═══ Records for this task ═══
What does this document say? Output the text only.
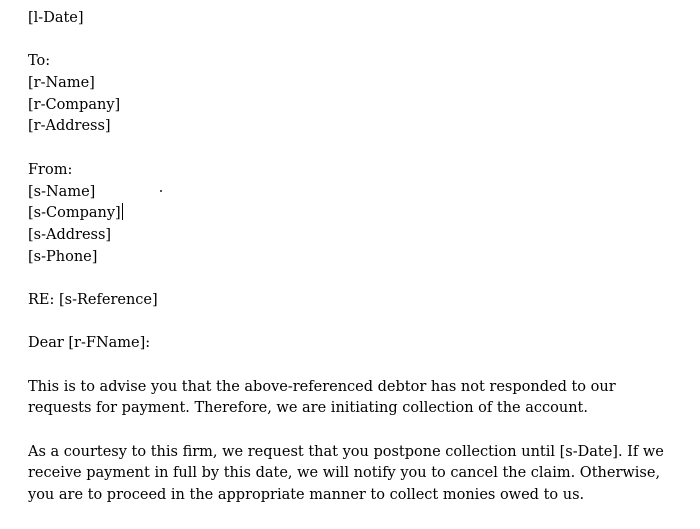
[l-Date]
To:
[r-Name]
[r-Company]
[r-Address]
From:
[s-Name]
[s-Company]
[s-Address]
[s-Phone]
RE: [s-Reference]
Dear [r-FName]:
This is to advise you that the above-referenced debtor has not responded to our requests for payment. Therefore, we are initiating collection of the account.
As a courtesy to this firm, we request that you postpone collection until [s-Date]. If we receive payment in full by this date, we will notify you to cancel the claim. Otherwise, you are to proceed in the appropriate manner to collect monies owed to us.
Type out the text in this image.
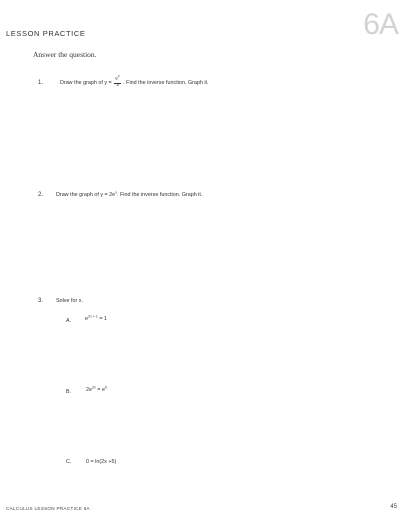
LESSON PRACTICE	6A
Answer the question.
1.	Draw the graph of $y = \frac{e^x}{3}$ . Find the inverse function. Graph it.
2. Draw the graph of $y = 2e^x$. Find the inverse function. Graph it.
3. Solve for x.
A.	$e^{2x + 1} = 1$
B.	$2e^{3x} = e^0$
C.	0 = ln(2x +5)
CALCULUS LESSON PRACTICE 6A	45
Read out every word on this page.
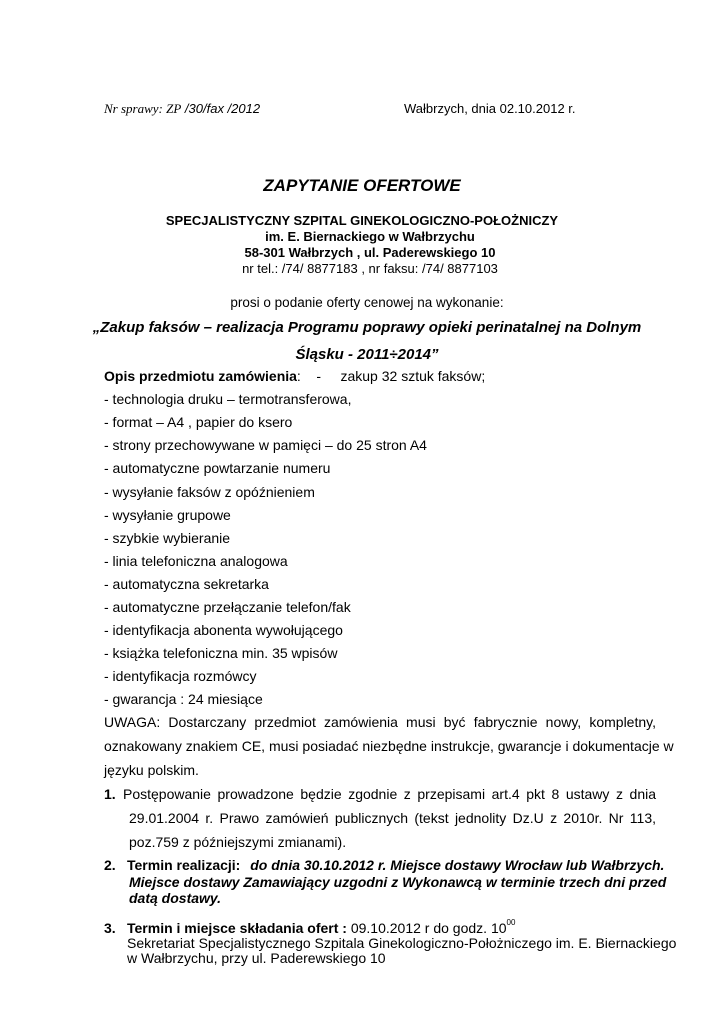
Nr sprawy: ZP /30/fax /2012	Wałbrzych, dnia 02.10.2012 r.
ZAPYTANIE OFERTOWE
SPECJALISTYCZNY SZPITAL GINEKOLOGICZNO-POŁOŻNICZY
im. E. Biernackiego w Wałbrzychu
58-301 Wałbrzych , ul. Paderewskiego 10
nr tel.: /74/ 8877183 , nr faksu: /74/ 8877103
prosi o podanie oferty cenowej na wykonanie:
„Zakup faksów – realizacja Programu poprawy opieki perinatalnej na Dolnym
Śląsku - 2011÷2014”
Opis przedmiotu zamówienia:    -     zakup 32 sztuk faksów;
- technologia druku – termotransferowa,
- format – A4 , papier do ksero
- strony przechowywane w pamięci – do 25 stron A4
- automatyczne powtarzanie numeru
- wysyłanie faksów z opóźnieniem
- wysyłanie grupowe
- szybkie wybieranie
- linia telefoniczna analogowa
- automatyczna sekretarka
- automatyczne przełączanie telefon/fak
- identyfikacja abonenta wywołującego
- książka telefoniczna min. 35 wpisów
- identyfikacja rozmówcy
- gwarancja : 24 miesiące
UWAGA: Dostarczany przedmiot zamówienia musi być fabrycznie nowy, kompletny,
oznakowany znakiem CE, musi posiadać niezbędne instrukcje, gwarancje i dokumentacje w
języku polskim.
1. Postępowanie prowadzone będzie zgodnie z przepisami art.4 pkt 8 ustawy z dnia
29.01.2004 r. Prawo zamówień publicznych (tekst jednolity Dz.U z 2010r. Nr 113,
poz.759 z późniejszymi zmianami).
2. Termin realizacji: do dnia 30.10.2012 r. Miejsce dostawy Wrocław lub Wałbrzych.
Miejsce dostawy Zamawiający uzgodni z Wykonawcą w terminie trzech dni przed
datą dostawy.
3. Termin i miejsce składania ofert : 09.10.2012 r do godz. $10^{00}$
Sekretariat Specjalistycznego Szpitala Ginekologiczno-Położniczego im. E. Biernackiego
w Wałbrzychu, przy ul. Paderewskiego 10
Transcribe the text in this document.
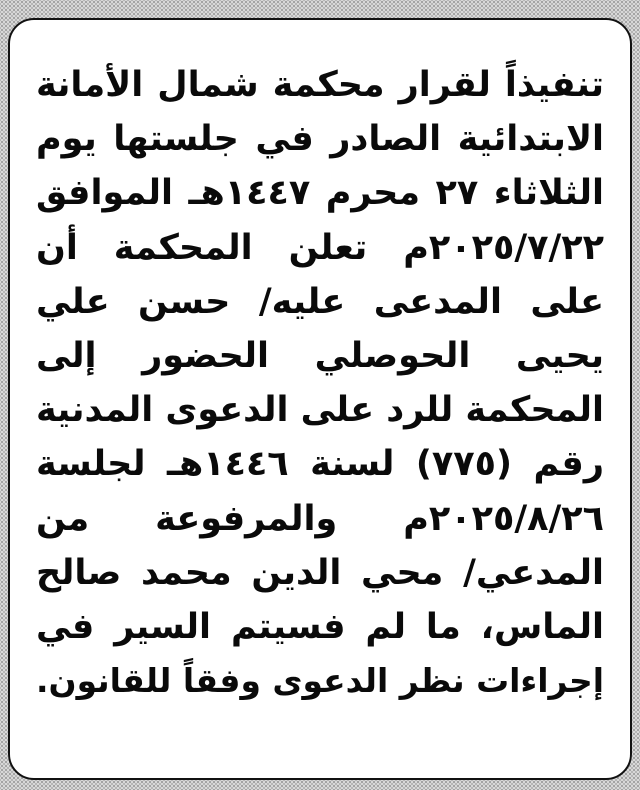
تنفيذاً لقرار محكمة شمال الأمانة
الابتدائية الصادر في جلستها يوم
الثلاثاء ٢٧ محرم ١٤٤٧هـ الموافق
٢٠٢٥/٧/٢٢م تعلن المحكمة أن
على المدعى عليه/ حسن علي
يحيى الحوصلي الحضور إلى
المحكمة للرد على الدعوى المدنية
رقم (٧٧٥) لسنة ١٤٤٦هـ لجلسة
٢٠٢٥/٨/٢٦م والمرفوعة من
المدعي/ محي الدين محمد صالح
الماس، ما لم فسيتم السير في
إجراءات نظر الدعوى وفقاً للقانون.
═══
▸ **Request**
Copy out each line in the listing that has the word "PRACTICE".

▸ **Written response**
LESSON PRACTICE	6A
CALCULUS LESSON PRACTICE 6A	45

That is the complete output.